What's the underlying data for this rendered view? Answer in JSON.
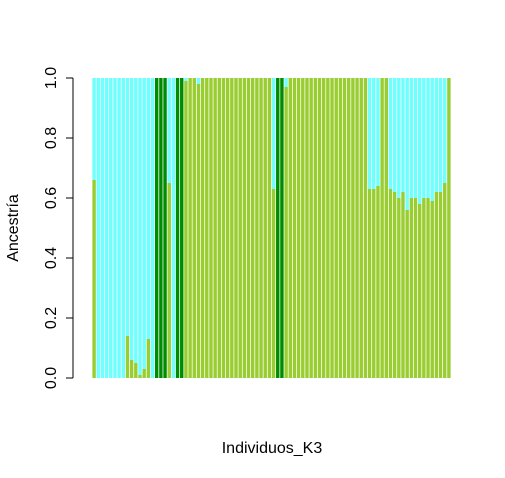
{
  "chart_data": {
    "type": "bar",
    "stacked": true,
    "xlabel": "Individuos_K3",
    "ylabel": "Ancestría",
    "ylim": [
      0,
      1
    ],
    "yticks": [
      "0.0",
      "0.2",
      "0.4",
      "0.6",
      "0.8",
      "1.0"
    ],
    "colors": {
      "cluster1": "#9ACD32",
      "cluster2": "#008B00",
      "cluster3": "#6FFFFF"
    },
    "series": [
      {
        "key": "cluster1",
        "values": [
          0.66,
          0,
          0,
          0,
          0,
          0,
          0,
          0,
          0.14,
          0.06,
          0.05,
          0.01,
          0.03,
          0.13,
          0,
          0,
          0,
          0,
          0.65,
          0,
          0,
          0,
          0.99,
          1,
          1,
          0.98,
          1,
          1,
          1,
          1,
          1,
          1,
          1,
          1,
          1,
          1,
          1,
          1,
          1,
          1,
          1,
          1,
          1,
          0.63,
          0,
          0,
          0.97,
          1,
          1,
          1,
          1,
          1,
          1,
          1,
          1,
          1,
          1,
          1,
          1,
          1,
          1,
          1,
          1,
          1,
          1,
          1,
          0.63,
          0.63,
          0.64,
          1,
          1,
          0.63,
          0.62,
          0.6,
          0.62,
          0.56,
          0.6,
          0.6,
          0.58,
          0.6,
          0.6,
          0.59,
          0.62,
          0.62,
          0.65,
          1
        ]
      },
      {
        "key": "cluster2",
        "values": [
          0,
          0,
          0,
          0,
          0,
          0,
          0,
          0,
          0,
          0,
          0,
          0,
          0,
          0,
          0,
          1,
          1,
          1,
          0,
          0,
          1,
          1,
          0,
          0,
          0,
          0,
          0,
          0,
          0,
          0,
          0,
          0,
          0,
          0,
          0,
          0,
          0,
          0,
          0,
          0,
          0,
          0,
          0,
          0,
          1,
          1,
          0,
          0,
          0,
          0,
          0,
          0,
          0,
          0,
          0,
          0,
          0,
          0,
          0,
          0,
          0,
          0,
          0,
          0,
          0,
          0,
          0,
          0,
          0,
          0,
          0,
          0,
          0,
          0,
          0,
          0,
          0,
          0,
          0,
          0,
          0,
          0,
          0,
          0,
          0,
          0
        ]
      },
      {
        "key": "cluster3",
        "values": [
          0.34,
          1,
          1,
          1,
          1,
          1,
          1,
          1,
          0.86,
          0.94,
          0.95,
          0.99,
          0.97,
          0.87,
          1,
          0,
          0,
          0,
          0.35,
          1,
          0,
          0,
          0.01,
          0,
          0,
          0.02,
          0,
          0,
          0,
          0,
          0,
          0,
          0,
          0,
          0,
          0,
          0,
          0,
          0,
          0,
          0,
          0,
          0,
          0.37,
          0,
          0,
          0.03,
          0,
          0,
          0,
          0,
          0,
          0,
          0,
          0,
          0,
          0,
          0,
          0,
          0,
          0,
          0,
          0,
          0,
          0,
          0,
          0.37,
          0.37,
          0.36,
          0,
          0,
          0.37,
          0.38,
          0.4,
          0.38,
          0.44,
          0.4,
          0.4,
          0.42,
          0.4,
          0.4,
          0.41,
          0.38,
          0.38,
          0.35,
          0
        ]
      }
    ]
  }
}
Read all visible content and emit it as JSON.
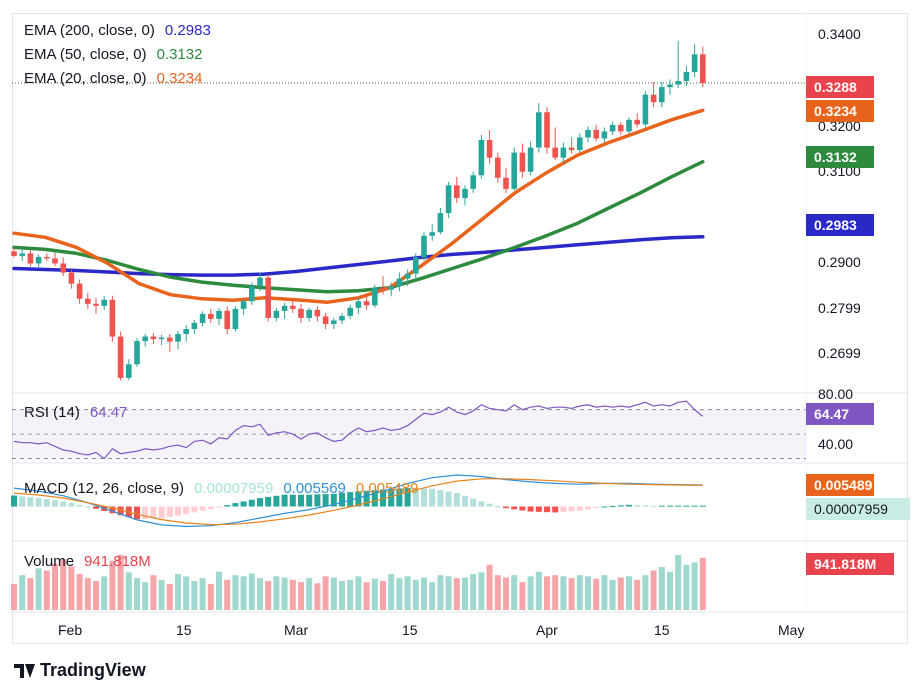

------------------------------------------------

- WHAT YOU HAVE TO DO -
Transcribe the entries above verbatim, omitting their pictures.

- PROBLEM SOLUTION -
What's the underlying data for this rendered view? Answer in JSON.
{
  "chart_data": {
    "type": "bar",
    "stacked": true,
    "xlabel": "Individuos_K3",
    "ylabel": "Ancestría",
    "ylim": [
      0,
      1
    ],
    "yticks": [
      "0.0",
      "0.2",
      "0.4",
      "0.6",
      "0.8",
      "1.0"
    ],
    "colors": {
      "cluster1": "#9ACD32",
      "cluster2": "#008B00",
      "cluster3": "#6FFFFF"
    },
    "series": [
      {
        "key": "cluster1",
        "values": [
          0.66,
          0,
          0,
          0,
          0,
          0,
          0,
          0,
          0.14,
          0.06,
          0.05,
          0.01,
          0.03,
          0.13,
          0,
          0,
          0,
          0,
          0.65,
          0,
          0,
          0,
          0.99,
          1,
          1,
          0.98,
          1,
          1,
          1,
          1,
          1,
          1,
          1,
          1,
          1,
          1,
          1,
          1,
          1,
          1,
          1,
          1,
          1,
          0.63,
          0,
          0,
          0.97,
          1,
          1,
          1,
          1,
          1,
          1,
          1,
          1,
          1,
          1,
          1,
          1,
          1,
          1,
          1,
          1,
          1,
          1,
          1,
          0.63,
          0.63,
          0.64,
          1,
          1,
          0.63,
          0.62,
          0.6,
          0.62,
          0.56,
          0.6,
          0.6,
          0.58,
          0.6,
          0.6,
          0.59,
          0.62,
          0.62,
          0.65,
          1
        ]
      },
      {
        "key": "cluster2",
        "values": [
          0,
          0,
          0,
          0,
          0,
          0,
          0,
          0,
          0,
          0,
          0,
          0,
          0,
          0,
          0,
          1,
          1,
          1,
          0,
          0,
          1,
          1,
          0,
          0,
          0,
          0,
          0,
          0,
          0,
          0,
          0,
          0,
          0,
          0,
          0,
          0,
          0,
          0,
          0,
          0,
          0,
          0,
          0,
          0,
          1,
          1,
          0,
          0,
          0,
          0,
          0,
          0,
          0,
          0,
          0,
          0,
          0,
          0,
          0,
          0,
          0,
          0,
          0,
          0,
          0,
          0,
          0,
          0,
          0,
          0,
          0,
          0,
          0,
          0,
          0,
          0,
          0,
          0,
          0,
          0,
          0,
          0,
          0,
          0,
          0,
          0
        ]
      },
      {
        "key": "cluster3",
        "values": [
          0.34,
          1,
          1,
          1,
          1,
          1,
          1,
          1,
          0.86,
          0.94,
          0.95,
          0.99,
          0.97,
          0.87,
          1,
          0,
          0,
          0,
          0.35,
          1,
          0,
          0,
          0.01,
          0,
          0,
          0.02,
          0,
          0,
          0,
          0,
          0,
          0,
          0,
          0,
          0,
          0,
          0,
          0,
          0,
          0,
          0,
          0,
          0,
          0.37,
          0,
          0,
          0.03,
          0,
          0,
          0,
          0,
          0,
          0,
          0,
          0,
          0,
          0,
          0,
          0,
          0,
          0,
          0,
          0,
          0,
          0,
          0,
          0.37,
          0.37,
          0.36,
          0,
          0,
          0.37,
          0.38,
          0.4,
          0.38,
          0.44,
          0.4,
          0.4,
          0.42,
          0.4,
          0.4,
          0.41,
          0.38,
          0.38,
          0.35,
          0
        ]
      }
    ]
  }
}
Read all visible content and emit it as JSON.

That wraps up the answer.